Every line of the material is to be repeated exactly as it stands.

Start

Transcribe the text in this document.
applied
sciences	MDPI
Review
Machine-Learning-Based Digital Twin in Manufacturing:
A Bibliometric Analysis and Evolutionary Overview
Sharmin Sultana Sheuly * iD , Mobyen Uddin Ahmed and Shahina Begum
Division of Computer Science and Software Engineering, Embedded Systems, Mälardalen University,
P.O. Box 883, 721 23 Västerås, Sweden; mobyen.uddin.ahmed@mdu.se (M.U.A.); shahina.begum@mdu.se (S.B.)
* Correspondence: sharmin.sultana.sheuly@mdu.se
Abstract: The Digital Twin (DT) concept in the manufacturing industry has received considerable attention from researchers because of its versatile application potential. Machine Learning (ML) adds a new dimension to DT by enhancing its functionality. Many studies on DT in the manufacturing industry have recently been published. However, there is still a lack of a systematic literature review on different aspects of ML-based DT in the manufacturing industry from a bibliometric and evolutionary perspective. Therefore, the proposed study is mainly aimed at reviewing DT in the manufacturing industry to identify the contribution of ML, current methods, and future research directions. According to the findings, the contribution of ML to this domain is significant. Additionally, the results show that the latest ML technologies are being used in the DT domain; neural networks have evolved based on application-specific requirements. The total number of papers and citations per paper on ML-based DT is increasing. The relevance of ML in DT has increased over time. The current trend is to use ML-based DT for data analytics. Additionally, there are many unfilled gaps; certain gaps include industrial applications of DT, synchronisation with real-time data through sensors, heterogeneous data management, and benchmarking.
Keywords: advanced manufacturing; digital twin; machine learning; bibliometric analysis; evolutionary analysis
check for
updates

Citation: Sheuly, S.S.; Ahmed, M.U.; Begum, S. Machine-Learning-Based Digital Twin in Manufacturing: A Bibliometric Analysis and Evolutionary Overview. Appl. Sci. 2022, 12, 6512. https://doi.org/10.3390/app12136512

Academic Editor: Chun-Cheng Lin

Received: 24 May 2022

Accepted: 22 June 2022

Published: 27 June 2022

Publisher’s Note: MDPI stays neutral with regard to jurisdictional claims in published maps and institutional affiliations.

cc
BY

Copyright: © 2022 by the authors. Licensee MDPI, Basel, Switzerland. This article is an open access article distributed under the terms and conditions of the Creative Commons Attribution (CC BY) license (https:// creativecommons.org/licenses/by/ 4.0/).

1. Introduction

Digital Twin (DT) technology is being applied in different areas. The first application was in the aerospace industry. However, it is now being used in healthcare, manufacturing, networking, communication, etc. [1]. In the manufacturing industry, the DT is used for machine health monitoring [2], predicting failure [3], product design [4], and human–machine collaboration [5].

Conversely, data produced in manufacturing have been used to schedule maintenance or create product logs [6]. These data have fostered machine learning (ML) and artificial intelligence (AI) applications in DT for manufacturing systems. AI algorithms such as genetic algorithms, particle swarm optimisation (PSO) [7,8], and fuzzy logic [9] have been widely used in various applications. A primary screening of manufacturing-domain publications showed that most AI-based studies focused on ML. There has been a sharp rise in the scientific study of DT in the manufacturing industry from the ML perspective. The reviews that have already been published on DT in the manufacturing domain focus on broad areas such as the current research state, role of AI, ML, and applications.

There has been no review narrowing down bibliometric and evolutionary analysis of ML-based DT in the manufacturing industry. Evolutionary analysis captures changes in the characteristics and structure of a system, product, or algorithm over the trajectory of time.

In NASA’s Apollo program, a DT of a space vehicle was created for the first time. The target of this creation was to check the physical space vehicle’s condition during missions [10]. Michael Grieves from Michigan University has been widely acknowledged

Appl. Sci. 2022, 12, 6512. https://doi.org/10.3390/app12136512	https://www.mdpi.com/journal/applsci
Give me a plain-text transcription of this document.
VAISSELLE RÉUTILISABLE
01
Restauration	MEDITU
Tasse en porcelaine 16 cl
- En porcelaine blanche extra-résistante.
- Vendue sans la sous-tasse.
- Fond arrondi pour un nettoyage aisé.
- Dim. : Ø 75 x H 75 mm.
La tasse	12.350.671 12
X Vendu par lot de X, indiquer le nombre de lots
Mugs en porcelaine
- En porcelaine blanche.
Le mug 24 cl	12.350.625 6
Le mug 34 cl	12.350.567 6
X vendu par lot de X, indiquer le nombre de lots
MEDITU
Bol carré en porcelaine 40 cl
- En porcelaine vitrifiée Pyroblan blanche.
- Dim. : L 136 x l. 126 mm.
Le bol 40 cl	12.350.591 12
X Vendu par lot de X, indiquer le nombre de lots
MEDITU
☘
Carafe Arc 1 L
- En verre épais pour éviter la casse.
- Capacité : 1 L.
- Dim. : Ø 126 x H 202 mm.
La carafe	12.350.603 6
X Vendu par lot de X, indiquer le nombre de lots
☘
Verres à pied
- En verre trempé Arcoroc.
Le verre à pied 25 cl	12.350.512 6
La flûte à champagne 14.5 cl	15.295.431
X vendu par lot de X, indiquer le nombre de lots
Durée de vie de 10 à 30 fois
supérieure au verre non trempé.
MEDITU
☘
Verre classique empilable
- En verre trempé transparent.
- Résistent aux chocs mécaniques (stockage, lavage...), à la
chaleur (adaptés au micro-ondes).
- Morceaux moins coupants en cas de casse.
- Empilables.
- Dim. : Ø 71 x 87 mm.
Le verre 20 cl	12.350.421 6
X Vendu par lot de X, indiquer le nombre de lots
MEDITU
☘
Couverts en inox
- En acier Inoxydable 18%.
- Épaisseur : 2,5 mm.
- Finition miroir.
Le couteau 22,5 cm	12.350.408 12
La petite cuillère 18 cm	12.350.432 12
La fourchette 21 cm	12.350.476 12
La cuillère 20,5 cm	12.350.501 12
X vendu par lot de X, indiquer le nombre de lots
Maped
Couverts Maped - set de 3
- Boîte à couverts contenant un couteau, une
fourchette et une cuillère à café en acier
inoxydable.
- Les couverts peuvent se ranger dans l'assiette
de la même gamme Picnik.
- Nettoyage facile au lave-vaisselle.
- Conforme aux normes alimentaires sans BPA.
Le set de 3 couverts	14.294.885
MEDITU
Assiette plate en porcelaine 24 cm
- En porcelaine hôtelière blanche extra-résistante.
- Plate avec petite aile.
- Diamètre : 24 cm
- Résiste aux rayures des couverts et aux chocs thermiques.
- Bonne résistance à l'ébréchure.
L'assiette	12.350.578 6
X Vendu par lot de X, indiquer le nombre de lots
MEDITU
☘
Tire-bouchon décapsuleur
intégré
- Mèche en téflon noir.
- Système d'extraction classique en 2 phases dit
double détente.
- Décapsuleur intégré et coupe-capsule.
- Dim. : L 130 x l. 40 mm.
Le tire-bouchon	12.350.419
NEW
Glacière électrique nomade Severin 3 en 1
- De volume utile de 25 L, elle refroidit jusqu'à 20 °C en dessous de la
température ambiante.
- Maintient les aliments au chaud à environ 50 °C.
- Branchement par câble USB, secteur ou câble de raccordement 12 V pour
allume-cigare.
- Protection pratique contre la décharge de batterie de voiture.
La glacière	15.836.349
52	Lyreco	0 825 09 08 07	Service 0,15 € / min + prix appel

End

**EXERCISE ANSWER**
Transcribe the text in this document.
applied
sciences	MDPI
Review
Machine-Learning-Based Digital Twin in Manufacturing:
A Bibliometric Analysis and Evolutionary Overview
Sharmin Sultana Sheuly * iD , Mobyen Uddin Ahmed and Shahina Begum
Division of Computer Science and Software Engineering, Embedded Systems, Mälardalen University,
P.O. Box 883, 721 23 Västerås, Sweden; mobyen.uddin.ahmed@mdu.se (M.U.A.); shahina.begum@mdu.se (S.B.)
* Correspondence: sharmin.sultana.sheuly@mdu.se
Abstract: The Digital Twin (DT) concept in the manufacturing industry has received considerable attention from researchers because of its versatile application potential. Machine Learning (ML) adds a new dimension to DT by enhancing its functionality. Many studies on DT in the manufacturing industry have recently been published. However, there is still a lack of a systematic literature review on different aspects of ML-based DT in the manufacturing industry from a bibliometric and evolutionary perspective. Therefore, the proposed study is mainly aimed at reviewing DT in the manufacturing industry to identify the contribution of ML, current methods, and future research directions. According to the findings, the contribution of ML to this domain is significant. Additionally, the results show that the latest ML technologies are being used in the DT domain; neural networks have evolved based on application-specific requirements. The total number of papers and citations per paper on ML-based DT is increasing. The relevance of ML in DT has increased over time. The current trend is to use ML-based DT for data analytics. Additionally, there are many unfilled gaps; certain gaps include industrial applications of DT, synchronisation with real-time data through sensors, heterogeneous data management, and benchmarking.
Keywords: advanced manufacturing; digital twin; machine learning; bibliometric analysis; evolutionary analysis
check for
updates

Citation: Sheuly, S.S.; Ahmed, M.U.; Begum, S. Machine-Learning-Based Digital Twin in Manufacturing: A Bibliometric Analysis and Evolutionary Overview. Appl. Sci. 2022, 12, 6512. https://doi.org/10.3390/app12136512

Academic Editor: Chun-Cheng Lin

Received: 24 May 2022

Accepted: 22 June 2022

Published: 27 June 2022

Publisher’s Note: MDPI stays neutral with regard to jurisdictional claims in published maps and institutional affiliations.

cc
BY

Copyright: © 2022 by the authors. Licensee MDPI, Basel, Switzerland. This article is an open access article distributed under the terms and conditions of the Creative Commons Attribution (CC BY) license (https:// creativecommons.org/licenses/by/ 4.0/).

1. Introduction

Digital Twin (DT) technology is being applied in different areas. The first application was in the aerospace industry. However, it is now being used in healthcare, manufacturing, networking, communication, etc. [1]. In the manufacturing industry, the DT is used for machine health monitoring [2], predicting failure [3], product design [4], and human–machine collaboration [5].

Conversely, data produced in manufacturing have been used to schedule maintenance or create product logs [6]. These data have fostered machine learning (ML) and artificial intelligence (AI) applications in DT for manufacturing systems. AI algorithms such as genetic algorithms, particle swarm optimisation (PSO) [7,8], and fuzzy logic [9] have been widely used in various applications. A primary screening of manufacturing-domain publications showed that most AI-based studies focused on ML. There has been a sharp rise in the scientific study of DT in the manufacturing industry from the ML perspective. The reviews that have already been published on DT in the manufacturing domain focus on broad areas such as the current research state, role of AI, ML, and applications.

There has been no review narrowing down bibliometric and evolutionary analysis of ML-based DT in the manufacturing industry. Evolutionary analysis captures changes in the characteristics and structure of a system, product, or algorithm over the trajectory of time.

In NASA’s Apollo program, a DT of a space vehicle was created for the first time. The target of this creation was to check the physical space vehicle’s condition during missions [10]. Michael Grieves from Michigan University has been widely acknowledged

Appl. Sci. 2022, 12, 6512. https://doi.org/10.3390/app12136512	https://www.mdpi.com/journal/applsci
Give me a plain-text transcription of this document.
VAISSELLE RÉUTILISABLE
01
Restauration	MEDITU
Tasse en porcelaine 16 cl
- En porcelaine blanche extra-résistante.
- Vendue sans la sous-tasse.
- Fond arrondi pour un nettoyage aisé.
- Dim. : Ø 75 x H 75 mm.
La tasse	12.350.671 12
X Vendu par lot de X, indiquer le nombre de lots
Mugs en porcelaine
- En porcelaine blanche.
Le mug 24 cl	12.350.625 6
Le mug 34 cl	12.350.567 6
X vendu par lot de X, indiquer le nombre de lots
MEDITU
Bol carré en porcelaine 40 cl
- En porcelaine vitrifiée Pyroblan blanche.
- Dim. : L 136 x l. 126 mm.
Le bol 40 cl	12.350.591 12
X Vendu par lot de X, indiquer le nombre de lots
MEDITU
☘
Carafe Arc 1 L
- En verre épais pour éviter la casse.
- Capacité : 1 L.
- Dim. : Ø 126 x H 202 mm.
La carafe	12.350.603 6
X Vendu par lot de X, indiquer le nombre de lots
☘
Verres à pied
- En verre trempé Arcoroc.
Le verre à pied 25 cl	12.350.512 6
La flûte à champagne 14.5 cl	15.295.431
X vendu par lot de X, indiquer le nombre de lots
Durée de vie de 10 à 30 fois
supérieure au verre non trempé.
MEDITU
☘
Verre classique empilable
- En verre trempé transparent.
- Résistent aux chocs mécaniques (stockage, lavage...), à la
chaleur (adaptés au micro-ondes).
- Morceaux moins coupants en cas de casse.
- Empilables.
- Dim. : Ø 71 x 87 mm.
Le verre 20 cl	12.350.421 6
X Vendu par lot de X, indiquer le nombre de lots
MEDITU
☘
Couverts en inox
- En acier Inoxydable 18%.
- Épaisseur : 2,5 mm.
- Finition miroir.
Le couteau 22,5 cm	12.350.408 12
La petite cuillère 18 cm	12.350.432 12
La fourchette 21 cm	12.350.476 12
La cuillère 20,5 cm	12.350.501 12
X vendu par lot de X, indiquer le nombre de lots
Maped
Couverts Maped - set de 3
- Boîte à couverts contenant un couteau, une
fourchette et une cuillère à café en acier
inoxydable.
- Les couverts peuvent se ranger dans l'assiette
de la même gamme Picnik.
- Nettoyage facile au lave-vaisselle.
- Conforme aux normes alimentaires sans BPA.
Le set de 3 couverts	14.294.885
MEDITU
Assiette plate en porcelaine 24 cm
- En porcelaine hôtelière blanche extra-résistante.
- Plate avec petite aile.
- Diamètre : 24 cm
- Résiste aux rayures des couverts et aux chocs thermiques.
- Bonne résistance à l'ébréchure.
L'assiette	12.350.578 6
X Vendu par lot de X, indiquer le nombre de lots
MEDITU
☘
Tire-bouchon décapsuleur
intégré
- Mèche en téflon noir.
- Système d'extraction classique en 2 phases dit
double détente.
- Décapsuleur intégré et coupe-capsule.
- Dim. : L 130 x l. 40 mm.
Le tire-bouchon	12.350.419
NEW
Glacière électrique nomade Severin 3 en 1
- De volume utile de 25 L, elle refroidit jusqu'à 20 °C en dessous de la
température ambiante.
- Maintient les aliments au chaud à environ 50 °C.
- Branchement par câble USB, secteur ou câble de raccordement 12 V pour
allume-cigare.
- Protection pratique contre la décharge de batterie de voiture.
La glacière	15.836.349
52	Lyreco	0 825 09 08 07	Service 0,15 € / min + prix appel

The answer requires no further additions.